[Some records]
---

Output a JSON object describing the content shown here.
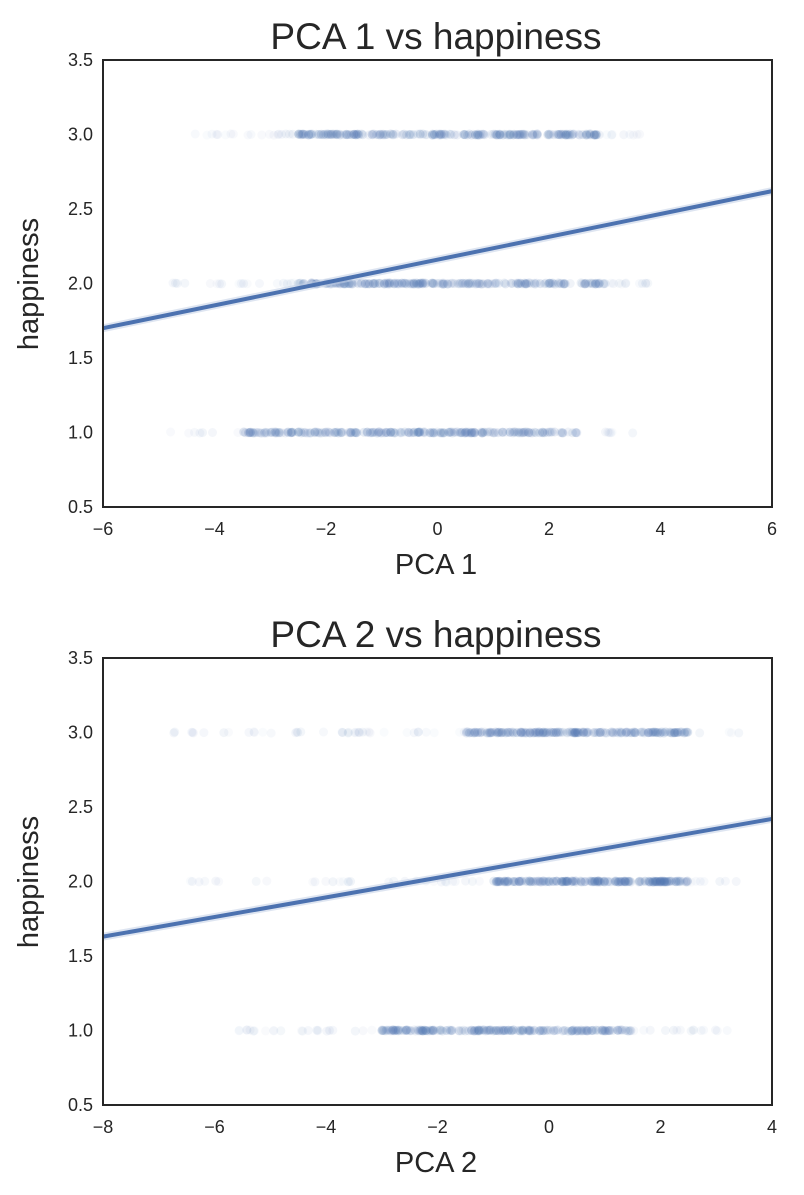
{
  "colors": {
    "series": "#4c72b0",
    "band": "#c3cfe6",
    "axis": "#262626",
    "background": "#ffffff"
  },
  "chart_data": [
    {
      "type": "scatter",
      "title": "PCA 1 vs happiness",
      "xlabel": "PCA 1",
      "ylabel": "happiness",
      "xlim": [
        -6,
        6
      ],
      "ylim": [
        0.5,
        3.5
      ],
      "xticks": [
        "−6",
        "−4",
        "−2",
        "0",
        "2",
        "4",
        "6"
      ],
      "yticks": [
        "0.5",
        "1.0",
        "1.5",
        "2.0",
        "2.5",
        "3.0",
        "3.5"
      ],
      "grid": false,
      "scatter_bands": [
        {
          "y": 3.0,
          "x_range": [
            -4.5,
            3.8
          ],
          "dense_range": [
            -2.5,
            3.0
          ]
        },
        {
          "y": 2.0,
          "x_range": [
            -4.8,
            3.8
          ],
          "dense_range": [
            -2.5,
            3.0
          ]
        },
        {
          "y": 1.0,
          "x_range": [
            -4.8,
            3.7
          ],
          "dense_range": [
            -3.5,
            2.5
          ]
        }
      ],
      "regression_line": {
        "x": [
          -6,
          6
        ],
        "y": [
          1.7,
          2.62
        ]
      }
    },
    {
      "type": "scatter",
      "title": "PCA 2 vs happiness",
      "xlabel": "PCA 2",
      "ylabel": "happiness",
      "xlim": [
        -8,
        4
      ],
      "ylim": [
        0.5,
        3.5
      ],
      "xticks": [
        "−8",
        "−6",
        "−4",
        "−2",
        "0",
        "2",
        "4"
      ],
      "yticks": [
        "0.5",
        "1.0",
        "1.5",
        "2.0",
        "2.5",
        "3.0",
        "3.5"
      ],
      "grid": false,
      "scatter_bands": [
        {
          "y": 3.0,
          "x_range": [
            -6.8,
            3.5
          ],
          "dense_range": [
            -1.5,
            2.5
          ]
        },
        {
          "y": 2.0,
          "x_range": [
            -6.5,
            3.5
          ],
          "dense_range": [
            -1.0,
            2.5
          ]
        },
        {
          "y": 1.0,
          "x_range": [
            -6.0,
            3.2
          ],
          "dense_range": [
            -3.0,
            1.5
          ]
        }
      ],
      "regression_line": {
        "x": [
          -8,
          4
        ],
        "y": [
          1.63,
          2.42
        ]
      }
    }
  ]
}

---

Short task — The data above should be repeated exactly, minus any pictures.

The completed task —
Output a JSON object describing the content shown here.
{
  "colors": {
    "series": "#4c72b0",
    "band": "#c3cfe6",
    "axis": "#262626",
    "background": "#ffffff"
  },
  "chart_data": [
    {
      "type": "scatter",
      "title": "PCA 1 vs happiness",
      "xlabel": "PCA 1",
      "ylabel": "happiness",
      "xlim": [
        -6,
        6
      ],
      "ylim": [
        0.5,
        3.5
      ],
      "xticks": [
        "−6",
        "−4",
        "−2",
        "0",
        "2",
        "4",
        "6"
      ],
      "yticks": [
        "0.5",
        "1.0",
        "1.5",
        "2.0",
        "2.5",
        "3.0",
        "3.5"
      ],
      "grid": false,
      "scatter_bands": [
        {
          "y": 3.0,
          "x_range": [
            -4.5,
            3.8
          ],
          "dense_range": [
            -2.5,
            3.0
          ]
        },
        {
          "y": 2.0,
          "x_range": [
            -4.8,
            3.8
          ],
          "dense_range": [
            -2.5,
            3.0
          ]
        },
        {
          "y": 1.0,
          "x_range": [
            -4.8,
            3.7
          ],
          "dense_range": [
            -3.5,
            2.5
          ]
        }
      ],
      "regression_line": {
        "x": [
          -6,
          6
        ],
        "y": [
          1.7,
          2.62
        ]
      }
    },
    {
      "type": "scatter",
      "title": "PCA 2 vs happiness",
      "xlabel": "PCA 2",
      "ylabel": "happiness",
      "xlim": [
        -8,
        4
      ],
      "ylim": [
        0.5,
        3.5
      ],
      "xticks": [
        "−8",
        "−6",
        "−4",
        "−2",
        "0",
        "2",
        "4"
      ],
      "yticks": [
        "0.5",
        "1.0",
        "1.5",
        "2.0",
        "2.5",
        "3.0",
        "3.5"
      ],
      "grid": false,
      "scatter_bands": [
        {
          "y": 3.0,
          "x_range": [
            -6.8,
            3.5
          ],
          "dense_range": [
            -1.5,
            2.5
          ]
        },
        {
          "y": 2.0,
          "x_range": [
            -6.5,
            3.5
          ],
          "dense_range": [
            -1.0,
            2.5
          ]
        },
        {
          "y": 1.0,
          "x_range": [
            -6.0,
            3.2
          ],
          "dense_range": [
            -3.0,
            1.5
          ]
        }
      ],
      "regression_line": {
        "x": [
          -8,
          4
        ],
        "y": [
          1.63,
          2.42
        ]
      }
    }
  ]
}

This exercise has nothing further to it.